Data records »
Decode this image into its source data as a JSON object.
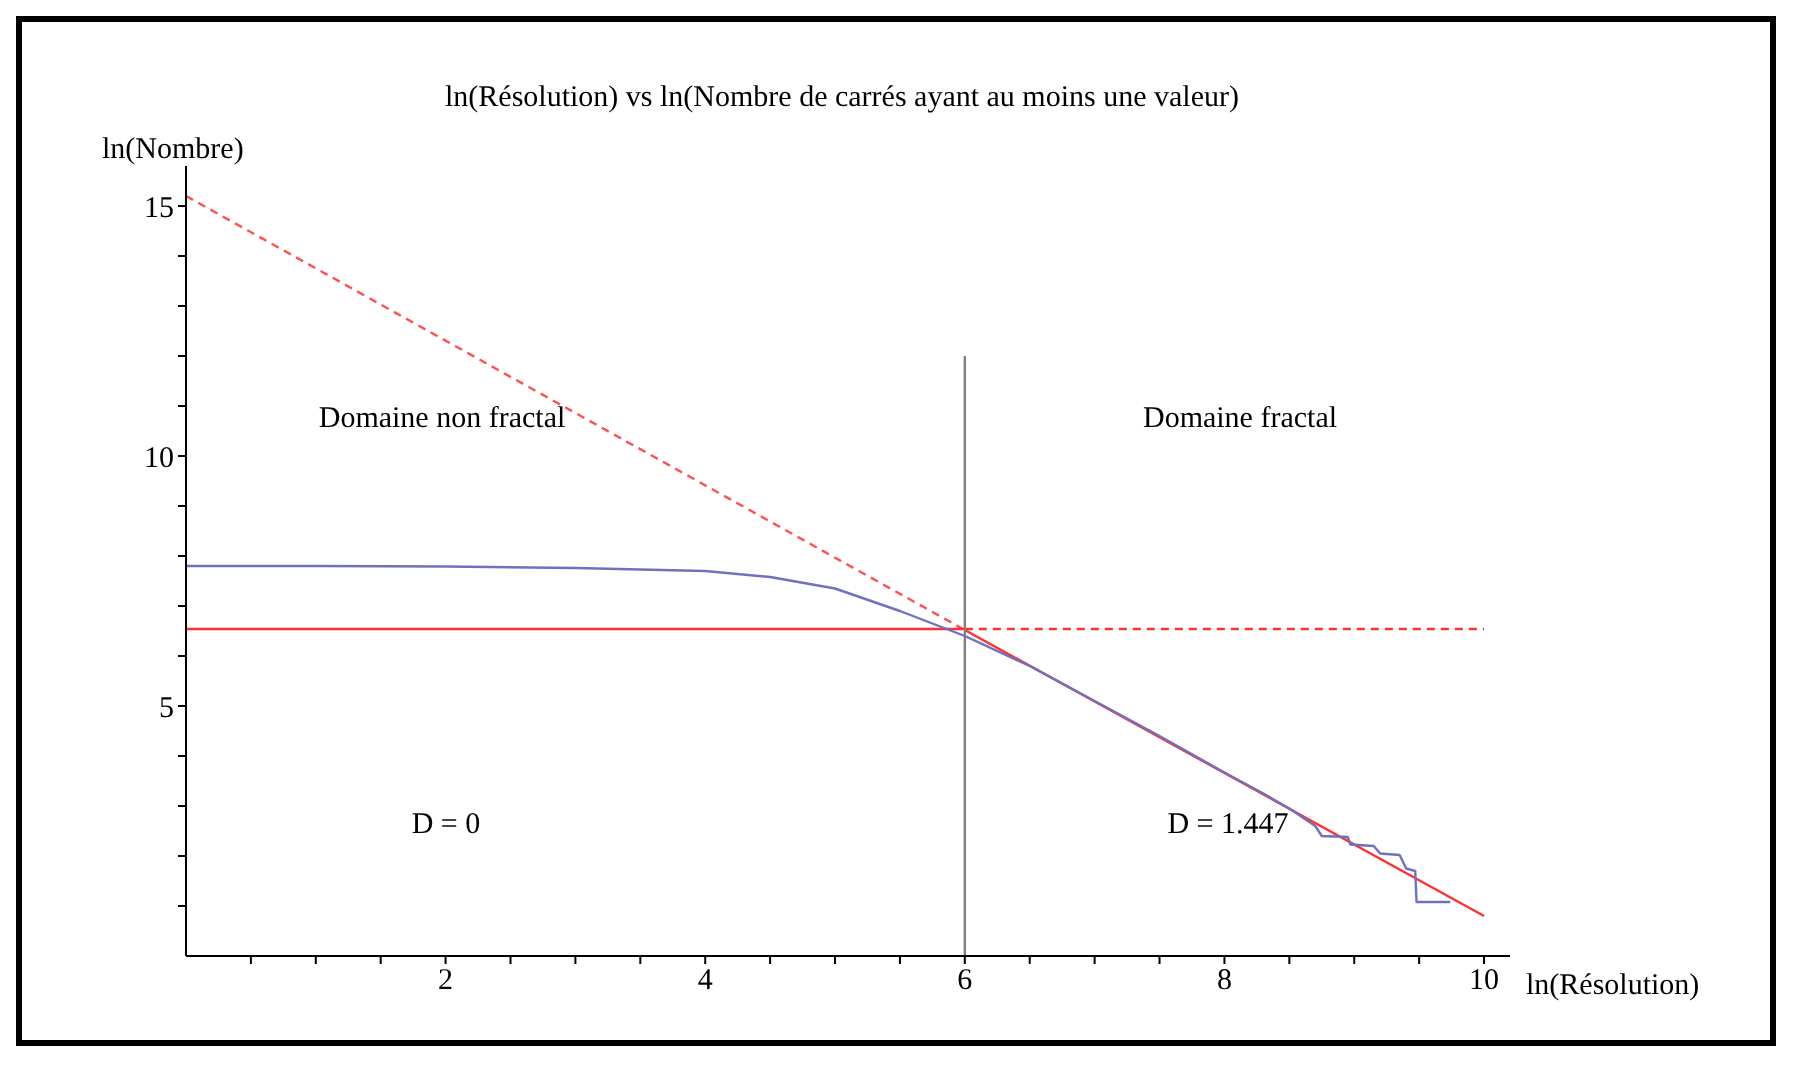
{
  "chart_data": {
    "type": "line",
    "title": "ln(Résolution) vs ln(Nombre de carrés ayant au moins une valeur)",
    "xlabel": "ln(Résolution)",
    "ylabel": "ln(Nombre)",
    "xlim": [
      0,
      10.2
    ],
    "ylim": [
      0,
      15.8
    ],
    "xticks": [
      {
        "value": 0.5,
        "label": null
      },
      {
        "value": 1,
        "label": null
      },
      {
        "value": 1.5,
        "label": null
      },
      2,
      {
        "value": 2.5,
        "label": null
      },
      {
        "value": 3,
        "label": null
      },
      {
        "value": 3.5,
        "label": null
      },
      4,
      {
        "value": 4.5,
        "label": null
      },
      {
        "value": 5,
        "label": null
      },
      {
        "value": 5.5,
        "label": null
      },
      6,
      {
        "value": 6.5,
        "label": null
      },
      {
        "value": 7,
        "label": null
      },
      {
        "value": 7.5,
        "label": null
      },
      8,
      {
        "value": 8.5,
        "label": null
      },
      {
        "value": 9,
        "label": null
      },
      {
        "value": 9.5,
        "label": null
      },
      10
    ],
    "yticks": [
      {
        "value": 1,
        "label": null
      },
      {
        "value": 2,
        "label": null
      },
      {
        "value": 3,
        "label": null
      },
      {
        "value": 4,
        "label": null
      },
      5,
      {
        "value": 6,
        "label": null
      },
      {
        "value": 7,
        "label": null
      },
      {
        "value": 8,
        "label": null
      },
      {
        "value": 9,
        "label": null
      },
      10,
      {
        "value": 11,
        "label": null
      },
      {
        "value": 12,
        "label": null
      },
      {
        "value": 13,
        "label": null
      },
      {
        "value": 14,
        "label": null
      },
      15
    ],
    "marker": "none",
    "series": [
      {
        "color": "#ff5050",
        "line_style": "dashed",
        "x": [
          0,
          6
        ],
        "values": [
          15.2,
          6.52
        ]
      },
      {
        "color": "#ff3030",
        "line_style": "solid",
        "x": [
          6,
          10
        ],
        "values": [
          6.52,
          0.8
        ]
      },
      {
        "color": "#ff3030",
        "line_style": "solid",
        "x": [
          0,
          6
        ],
        "values": [
          6.54,
          6.54
        ]
      },
      {
        "color": "#ff3030",
        "line_style": "dashed",
        "x": [
          6,
          10
        ],
        "values": [
          6.54,
          6.54
        ]
      },
      {
        "color": "#808080",
        "line_style": "solid",
        "x": [
          6,
          6
        ],
        "values": [
          0,
          12
        ]
      },
      {
        "color": "#7070c0",
        "line_style": "solid",
        "x": [
          0,
          1,
          2,
          3,
          4,
          4.5,
          5,
          5.5,
          6,
          6.5,
          7,
          7.5,
          8,
          8.3,
          8.5,
          8.7,
          8.75,
          8.95,
          8.97,
          9.15,
          9.2,
          9.35,
          9.4,
          9.47,
          9.48,
          9.74
        ],
        "values": [
          7.8,
          7.8,
          7.79,
          7.76,
          7.7,
          7.58,
          7.35,
          6.9,
          6.4,
          5.8,
          5.1,
          4.4,
          3.67,
          3.25,
          2.95,
          2.6,
          2.4,
          2.38,
          2.23,
          2.2,
          2.05,
          2.02,
          1.75,
          1.7,
          1.08,
          1.08
        ]
      }
    ],
    "annotations": [
      "Domaine non fractal",
      "Domaine fractal",
      "D = 0",
      "D = 1.447"
    ]
  }
}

Work to be completed »
The records above need to be given again exactly. Omit the pictures.

Result of the exercise »
Decode this image into its source data as a JSON object.
{
  "chart_data": {
    "type": "line",
    "title": "ln(Résolution) vs ln(Nombre de carrés ayant au moins une valeur)",
    "xlabel": "ln(Résolution)",
    "ylabel": "ln(Nombre)",
    "xlim": [
      0,
      10.2
    ],
    "ylim": [
      0,
      15.8
    ],
    "xticks": [
      {
        "value": 0.5,
        "label": null
      },
      {
        "value": 1,
        "label": null
      },
      {
        "value": 1.5,
        "label": null
      },
      2,
      {
        "value": 2.5,
        "label": null
      },
      {
        "value": 3,
        "label": null
      },
      {
        "value": 3.5,
        "label": null
      },
      4,
      {
        "value": 4.5,
        "label": null
      },
      {
        "value": 5,
        "label": null
      },
      {
        "value": 5.5,
        "label": null
      },
      6,
      {
        "value": 6.5,
        "label": null
      },
      {
        "value": 7,
        "label": null
      },
      {
        "value": 7.5,
        "label": null
      },
      8,
      {
        "value": 8.5,
        "label": null
      },
      {
        "value": 9,
        "label": null
      },
      {
        "value": 9.5,
        "label": null
      },
      10
    ],
    "yticks": [
      {
        "value": 1,
        "label": null
      },
      {
        "value": 2,
        "label": null
      },
      {
        "value": 3,
        "label": null
      },
      {
        "value": 4,
        "label": null
      },
      5,
      {
        "value": 6,
        "label": null
      },
      {
        "value": 7,
        "label": null
      },
      {
        "value": 8,
        "label": null
      },
      {
        "value": 9,
        "label": null
      },
      10,
      {
        "value": 11,
        "label": null
      },
      {
        "value": 12,
        "label": null
      },
      {
        "value": 13,
        "label": null
      },
      {
        "value": 14,
        "label": null
      },
      15
    ],
    "marker": "none",
    "series": [
      {
        "color": "#ff5050",
        "line_style": "dashed",
        "x": [
          0,
          6
        ],
        "values": [
          15.2,
          6.52
        ]
      },
      {
        "color": "#ff3030",
        "line_style": "solid",
        "x": [
          6,
          10
        ],
        "values": [
          6.52,
          0.8
        ]
      },
      {
        "color": "#ff3030",
        "line_style": "solid",
        "x": [
          0,
          6
        ],
        "values": [
          6.54,
          6.54
        ]
      },
      {
        "color": "#ff3030",
        "line_style": "dashed",
        "x": [
          6,
          10
        ],
        "values": [
          6.54,
          6.54
        ]
      },
      {
        "color": "#808080",
        "line_style": "solid",
        "x": [
          6,
          6
        ],
        "values": [
          0,
          12
        ]
      },
      {
        "color": "#7070c0",
        "line_style": "solid",
        "x": [
          0,
          1,
          2,
          3,
          4,
          4.5,
          5,
          5.5,
          6,
          6.5,
          7,
          7.5,
          8,
          8.3,
          8.5,
          8.7,
          8.75,
          8.95,
          8.97,
          9.15,
          9.2,
          9.35,
          9.4,
          9.47,
          9.48,
          9.74
        ],
        "values": [
          7.8,
          7.8,
          7.79,
          7.76,
          7.7,
          7.58,
          7.35,
          6.9,
          6.4,
          5.8,
          5.1,
          4.4,
          3.67,
          3.25,
          2.95,
          2.6,
          2.4,
          2.38,
          2.23,
          2.2,
          2.05,
          2.02,
          1.75,
          1.7,
          1.08,
          1.08
        ]
      }
    ],
    "annotations": [
      "Domaine non fractal",
      "Domaine fractal",
      "D = 0",
      "D = 1.447"
    ]
  }
}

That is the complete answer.